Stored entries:
/---

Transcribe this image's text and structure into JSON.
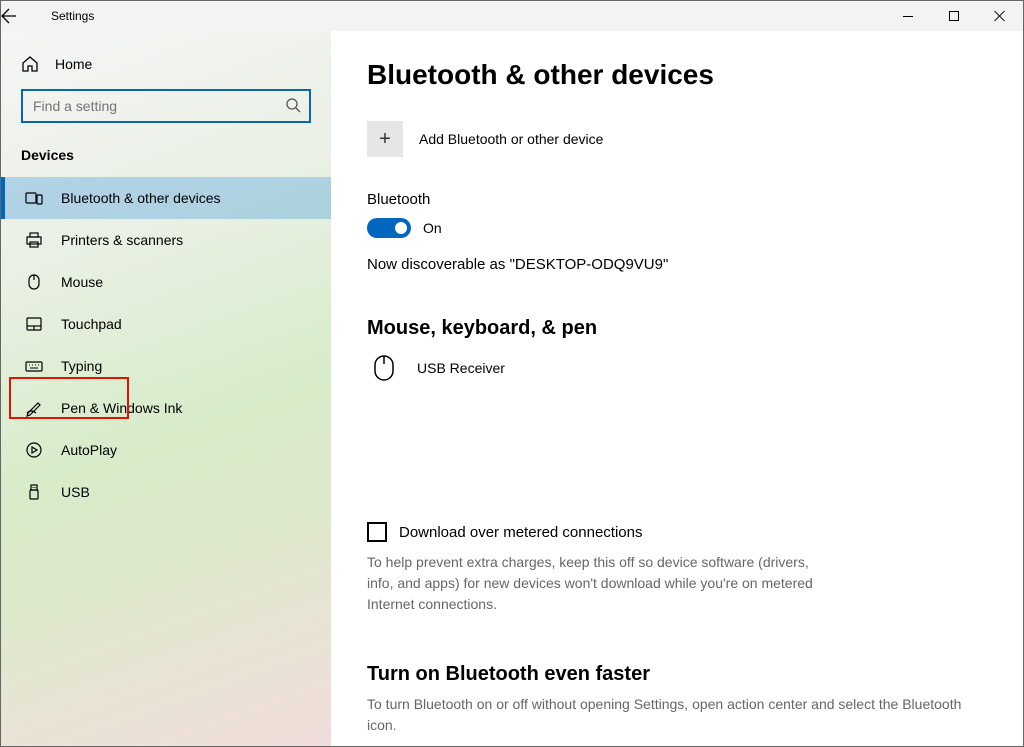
{
  "titlebar": {
    "title": "Settings"
  },
  "sidebar": {
    "home": "Home",
    "search_placeholder": "Find a setting",
    "category": "Devices",
    "items": [
      {
        "label": "Bluetooth & other devices",
        "icon": "bluetooth-devices-icon",
        "selected": true
      },
      {
        "label": "Printers & scanners",
        "icon": "printer-icon",
        "selected": false
      },
      {
        "label": "Mouse",
        "icon": "mouse-icon",
        "selected": false
      },
      {
        "label": "Touchpad",
        "icon": "touchpad-icon",
        "selected": false,
        "highlighted": true
      },
      {
        "label": "Typing",
        "icon": "keyboard-icon",
        "selected": false
      },
      {
        "label": "Pen & Windows Ink",
        "icon": "pen-icon",
        "selected": false
      },
      {
        "label": "AutoPlay",
        "icon": "autoplay-icon",
        "selected": false
      },
      {
        "label": "USB",
        "icon": "usb-icon",
        "selected": false
      }
    ]
  },
  "main": {
    "title": "Bluetooth & other devices",
    "add_device_label": "Add Bluetooth or other device",
    "bluetooth": {
      "label": "Bluetooth",
      "state": "On"
    },
    "discoverable": "Now discoverable as \"DESKTOP-ODQ9VU9\"",
    "devices_section": {
      "title": "Mouse, keyboard, & pen",
      "items": [
        {
          "name": "USB Receiver"
        }
      ]
    },
    "metered": {
      "label": "Download over metered connections",
      "help": "To help prevent extra charges, keep this off so device software (drivers, info, and apps) for new devices won't download while you're on metered Internet connections."
    },
    "faster": {
      "title": "Turn on Bluetooth even faster",
      "help": "To turn Bluetooth on or off without opening Settings, open action center and select the Bluetooth icon."
    }
  }
}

\---

The pictures should not appear in the copy; every other part of the records above must be returned exactly.

Transcribe this image's text and structure into JSON.
{
  "titlebar": {
    "title": "Settings"
  },
  "sidebar": {
    "home": "Home",
    "search_placeholder": "Find a setting",
    "category": "Devices",
    "items": [
      {
        "label": "Bluetooth & other devices",
        "icon": "bluetooth-devices-icon",
        "selected": true
      },
      {
        "label": "Printers & scanners",
        "icon": "printer-icon",
        "selected": false
      },
      {
        "label": "Mouse",
        "icon": "mouse-icon",
        "selected": false
      },
      {
        "label": "Touchpad",
        "icon": "touchpad-icon",
        "selected": false,
        "highlighted": true
      },
      {
        "label": "Typing",
        "icon": "keyboard-icon",
        "selected": false
      },
      {
        "label": "Pen & Windows Ink",
        "icon": "pen-icon",
        "selected": false
      },
      {
        "label": "AutoPlay",
        "icon": "autoplay-icon",
        "selected": false
      },
      {
        "label": "USB",
        "icon": "usb-icon",
        "selected": false
      }
    ]
  },
  "main": {
    "title": "Bluetooth & other devices",
    "add_device_label": "Add Bluetooth or other device",
    "bluetooth": {
      "label": "Bluetooth",
      "state": "On"
    },
    "discoverable": "Now discoverable as \"DESKTOP-ODQ9VU9\"",
    "devices_section": {
      "title": "Mouse, keyboard, & pen",
      "items": [
        {
          "name": "USB Receiver"
        }
      ]
    },
    "metered": {
      "label": "Download over metered connections",
      "help": "To help prevent extra charges, keep this off so device software (drivers, info, and apps) for new devices won't download while you're on metered Internet connections."
    },
    "faster": {
      "title": "Turn on Bluetooth even faster",
      "help": "To turn Bluetooth on or off without opening Settings, open action center and select the Bluetooth icon."
    }
  }
}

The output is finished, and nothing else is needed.